:: Job ::
Set down the records once more, please, exactly and with the pictures left out.

:: Extracted data entries ::

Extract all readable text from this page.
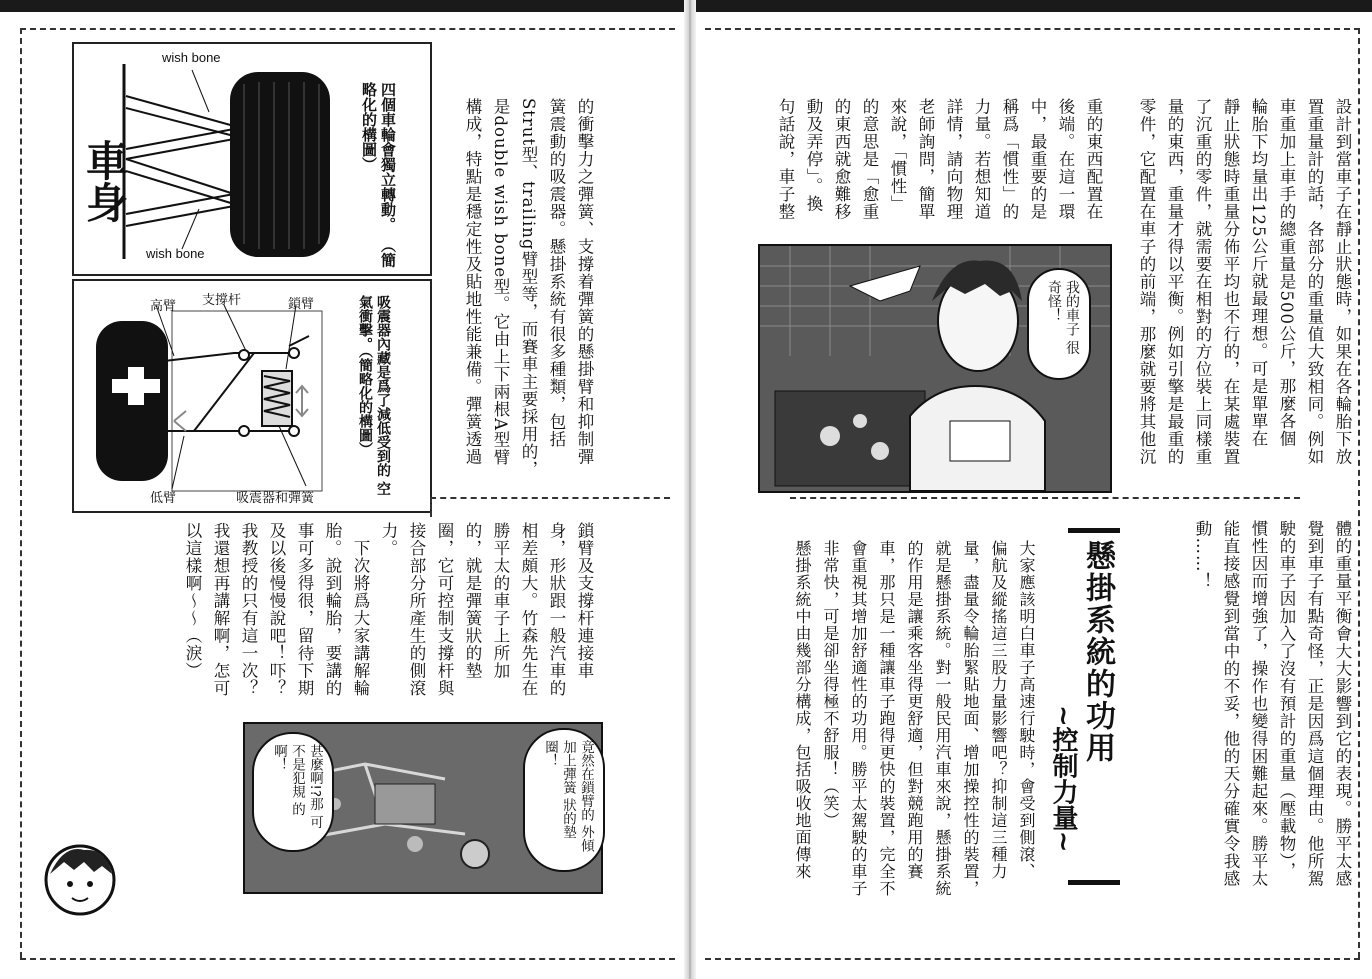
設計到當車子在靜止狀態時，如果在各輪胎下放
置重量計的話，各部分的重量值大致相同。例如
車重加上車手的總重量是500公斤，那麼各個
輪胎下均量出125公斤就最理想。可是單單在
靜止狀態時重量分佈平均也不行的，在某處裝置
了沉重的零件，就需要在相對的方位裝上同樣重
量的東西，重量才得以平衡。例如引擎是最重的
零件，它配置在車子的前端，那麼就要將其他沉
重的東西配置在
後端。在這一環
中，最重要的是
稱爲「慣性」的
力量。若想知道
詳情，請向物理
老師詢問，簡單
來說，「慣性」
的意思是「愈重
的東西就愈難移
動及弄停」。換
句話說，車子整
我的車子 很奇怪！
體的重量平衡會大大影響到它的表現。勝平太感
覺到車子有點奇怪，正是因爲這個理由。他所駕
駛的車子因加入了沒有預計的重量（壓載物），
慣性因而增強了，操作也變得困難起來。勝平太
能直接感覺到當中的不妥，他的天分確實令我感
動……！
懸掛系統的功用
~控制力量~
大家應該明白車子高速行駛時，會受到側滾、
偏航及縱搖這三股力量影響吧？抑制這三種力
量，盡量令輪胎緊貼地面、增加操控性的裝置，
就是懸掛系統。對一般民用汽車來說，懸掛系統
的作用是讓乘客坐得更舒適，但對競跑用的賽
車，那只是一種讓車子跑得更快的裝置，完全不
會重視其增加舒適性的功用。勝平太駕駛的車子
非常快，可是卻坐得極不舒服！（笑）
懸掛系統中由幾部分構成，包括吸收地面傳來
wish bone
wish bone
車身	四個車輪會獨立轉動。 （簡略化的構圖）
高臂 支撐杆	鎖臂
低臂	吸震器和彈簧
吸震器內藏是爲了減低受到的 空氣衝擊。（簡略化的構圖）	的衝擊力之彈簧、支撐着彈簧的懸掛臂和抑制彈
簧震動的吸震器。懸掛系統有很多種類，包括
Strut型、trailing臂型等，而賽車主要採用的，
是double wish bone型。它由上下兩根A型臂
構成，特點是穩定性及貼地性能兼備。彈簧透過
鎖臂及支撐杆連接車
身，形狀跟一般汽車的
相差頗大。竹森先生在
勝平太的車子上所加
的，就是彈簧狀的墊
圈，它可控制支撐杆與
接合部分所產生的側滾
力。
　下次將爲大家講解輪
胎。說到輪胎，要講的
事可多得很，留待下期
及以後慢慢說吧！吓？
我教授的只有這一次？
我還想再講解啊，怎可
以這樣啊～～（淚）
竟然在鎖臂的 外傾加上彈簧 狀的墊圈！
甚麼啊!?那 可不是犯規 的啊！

:: Exercise output ::
Extract all readable text from this page.
設計到當車子在靜止狀態時，如果在各輪胎下放
置重量計的話，各部分的重量值大致相同。例如
車重加上車手的總重量是500公斤，那麼各個
輪胎下均量出125公斤就最理想。可是單單在
靜止狀態時重量分佈平均也不行的，在某處裝置
了沉重的零件，就需要在相對的方位裝上同樣重
量的東西，重量才得以平衡。例如引擎是最重的
零件，它配置在車子的前端，那麼就要將其他沉
重的東西配置在
後端。在這一環
中，最重要的是
稱爲「慣性」的
力量。若想知道
詳情，請向物理
老師詢問，簡單
來說，「慣性」
的意思是「愈重
的東西就愈難移
動及弄停」。換
句話說，車子整
我的車子 很奇怪！
體的重量平衡會大大影響到它的表現。勝平太感
覺到車子有點奇怪，正是因爲這個理由。他所駕
駛的車子因加入了沒有預計的重量（壓載物），
慣性因而增強了，操作也變得困難起來。勝平太
能直接感覺到當中的不妥，他的天分確實令我感
動……！
懸掛系統的功用
~控制力量~
大家應該明白車子高速行駛時，會受到側滾、
偏航及縱搖這三股力量影響吧？抑制這三種力
量，盡量令輪胎緊貼地面、增加操控性的裝置，
就是懸掛系統。對一般民用汽車來說，懸掛系統
的作用是讓乘客坐得更舒適，但對競跑用的賽
車，那只是一種讓車子跑得更快的裝置，完全不
會重視其增加舒適性的功用。勝平太駕駛的車子
非常快，可是卻坐得極不舒服！（笑）
懸掛系統中由幾部分構成，包括吸收地面傳來
wish bone
wish bone
車身	四個車輪會獨立轉動。 （簡略化的構圖）
高臂 支撐杆	鎖臂
低臂	吸震器和彈簧
吸震器內藏是爲了減低受到的 空氣衝擊。（簡略化的構圖）	的衝擊力之彈簧、支撐着彈簧的懸掛臂和抑制彈
簧震動的吸震器。懸掛系統有很多種類，包括
Strut型、trailing臂型等，而賽車主要採用的，
是double wish bone型。它由上下兩根A型臂
構成，特點是穩定性及貼地性能兼備。彈簧透過
鎖臂及支撐杆連接車
身，形狀跟一般汽車的
相差頗大。竹森先生在
勝平太的車子上所加
的，就是彈簧狀的墊
圈，它可控制支撐杆與
接合部分所產生的側滾
力。
　下次將爲大家講解輪
胎。說到輪胎，要講的
事可多得很，留待下期
及以後慢慢說吧！吓？
我教授的只有這一次？
我還想再講解啊，怎可
以這樣啊～～（淚）
竟然在鎖臂的 外傾加上彈簧 狀的墊圈！
甚麼啊!?那 可不是犯規 的啊！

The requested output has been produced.